▶ _WHAT YOU SHOULD DO_
For each line of the listing that contains "legend", make a copy and return it.

▶ _EXTRACTED INFORMATION_

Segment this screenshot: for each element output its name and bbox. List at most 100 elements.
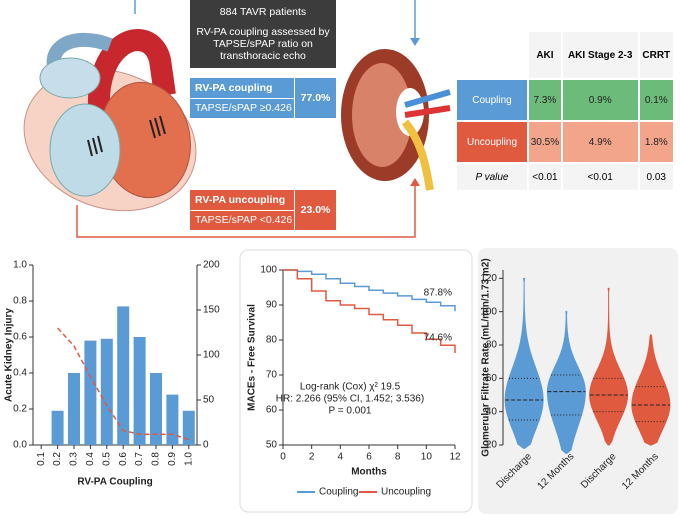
x-tick-label: 0.4 [85, 452, 96, 466]
bar [117, 306, 130, 445]
group-criterion: TAPSE/sPAP ≥0.426 [195, 102, 292, 115]
bar [100, 338, 113, 445]
y-tick-label: 20 [486, 440, 498, 451]
table-cell: <0.01 [562, 164, 638, 190]
y2-tick-label: 200 [203, 260, 220, 271]
group-percent: 77.0% [294, 78, 336, 118]
annotation: Log-rank (Cox) χ² 19.5 [300, 382, 401, 393]
table-cell: 30.5% [529, 122, 561, 162]
line [57, 327, 190, 441]
x-axis-label: RV-PA Coupling [77, 477, 152, 488]
annotation: 87.8% [424, 288, 452, 299]
y-tick-label: 100 [260, 265, 277, 276]
y-tick-label: 100 [480, 306, 497, 317]
y-tick-label: 80 [486, 340, 498, 351]
x-tick-label: 2 [309, 452, 315, 463]
connectors [76, 0, 420, 238]
bar [133, 337, 146, 445]
bar [182, 410, 195, 445]
table-cell: 7.3% [529, 80, 561, 120]
table-cell: 4.9% [562, 122, 638, 162]
y-tick-label: 50 [266, 440, 278, 451]
table-cell: <0.01 [529, 164, 561, 190]
y-tick-label: 60 [486, 373, 498, 384]
bar [51, 410, 64, 445]
y-tick-label: 1.0 [13, 260, 27, 271]
x-tick-label: 0.6 [118, 452, 129, 466]
group-box: RV-PA coupling TAPSE/sPAP ≥0.426 77.0% [190, 78, 336, 118]
x-tick-label: 10 [421, 452, 433, 463]
bar [68, 373, 80, 445]
survival-curve [283, 269, 456, 312]
row-header: Coupling [457, 80, 527, 120]
y-tick-label: 0.0 [13, 440, 27, 451]
x-tick-label: 0 [280, 452, 286, 463]
y-axis-label: Glomerular Filtrate Rate (mL/min/1.73 m2… [481, 258, 492, 456]
x-tick-label: 6 [366, 452, 372, 463]
x-tick-label: 1.0 [183, 452, 194, 466]
violin [546, 311, 586, 454]
cohort-title: 884 TAVR patients [219, 6, 307, 18]
group-label: RV-PA uncoupling [190, 190, 294, 211]
y-axis-label: MACEs - Free Survival [247, 304, 258, 411]
x-tick-label: 0.3 [69, 452, 80, 466]
y-axis-label: Acute Kidney Injury [4, 308, 15, 402]
y-tick-label: 120 [480, 273, 497, 284]
table-corner [457, 32, 527, 78]
x-tick-label: 4 [338, 452, 344, 463]
y2-tick-label: 150 [203, 305, 220, 316]
y-tick-label: 0.4 [13, 368, 27, 379]
x-tick-label: 0.5 [101, 452, 112, 466]
y-tick-label: 70 [266, 370, 278, 381]
violin [504, 277, 544, 449]
y2-tick-label: 50 [203, 395, 215, 406]
y-tick-label: 0.8 [13, 296, 27, 307]
y2-tick-label: 0 [203, 440, 209, 451]
bar [166, 394, 179, 445]
table-cell: 0.03 [639, 164, 673, 190]
group-percent: 23.0% [294, 190, 336, 230]
table-cell: 0.9% [562, 80, 638, 120]
y-tick-label: 0.6 [13, 332, 27, 343]
x-tick-label: 0.1 [36, 452, 47, 466]
x-tick-label: 0.9 [167, 452, 178, 466]
row-header: Uncoupling [457, 122, 527, 162]
survival-curve [283, 269, 456, 353]
violin [631, 334, 671, 446]
y-tick-label: 60 [266, 405, 278, 416]
annotation: 74.6% [424, 333, 452, 344]
outcome-table: AKI AKI Stage 2-3 CRRT Coupling 7.3% 0.9… [455, 30, 675, 192]
x-tick-label: 12 [449, 452, 461, 463]
panel [239, 249, 473, 513]
legend-label: Uncoupling [381, 487, 431, 498]
column-header: AKI Stage 2-3 [562, 32, 638, 78]
annotation: HR: 2.266 (95% CI, 1.452; 3.536) [276, 394, 424, 405]
y2-tick-label: 100 [203, 350, 220, 361]
cohort-description: RV-PA coupling assessed by TAPSE/sPAP ra… [196, 26, 330, 62]
group-box: RV-PA uncoupling TAPSE/sPAP <0.426 23.0% [190, 190, 336, 230]
column-header: CRRT [639, 32, 673, 78]
x-tick-label: 0.7 [134, 452, 145, 466]
table-cell: 1.8% [639, 122, 673, 162]
x-tick-label: 0.2 [52, 452, 63, 466]
kidney-illustration [341, 49, 451, 191]
bar [84, 340, 97, 445]
bar [150, 373, 162, 445]
x-axis-label: Months [351, 467, 387, 478]
x-tick-label: 8 [395, 452, 401, 463]
legend-label: Coupling [319, 487, 358, 498]
group-label: RV-PA coupling [190, 78, 294, 99]
annotation: P = 0.001 [329, 406, 372, 417]
row-header: P value [457, 164, 527, 190]
group-criterion: TAPSE/sPAP <0.426 [195, 214, 293, 227]
y-tick-label: 90 [266, 300, 278, 311]
y-tick-label: 80 [266, 335, 278, 346]
table-cell: 0.1% [639, 80, 673, 120]
cohort-box: 884 TAVR patients RV-PA coupling assesse… [190, 0, 336, 68]
x-tick-label: 0.8 [151, 452, 162, 466]
column-header: AKI [529, 32, 561, 78]
y-tick-label: 0.2 [13, 404, 27, 415]
heart-illustration [23, 29, 197, 212]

▶ _FINISHED EXERCISE_
legend-label: Uncoupling [381, 487, 431, 498]
legend-label: Coupling [319, 487, 358, 498]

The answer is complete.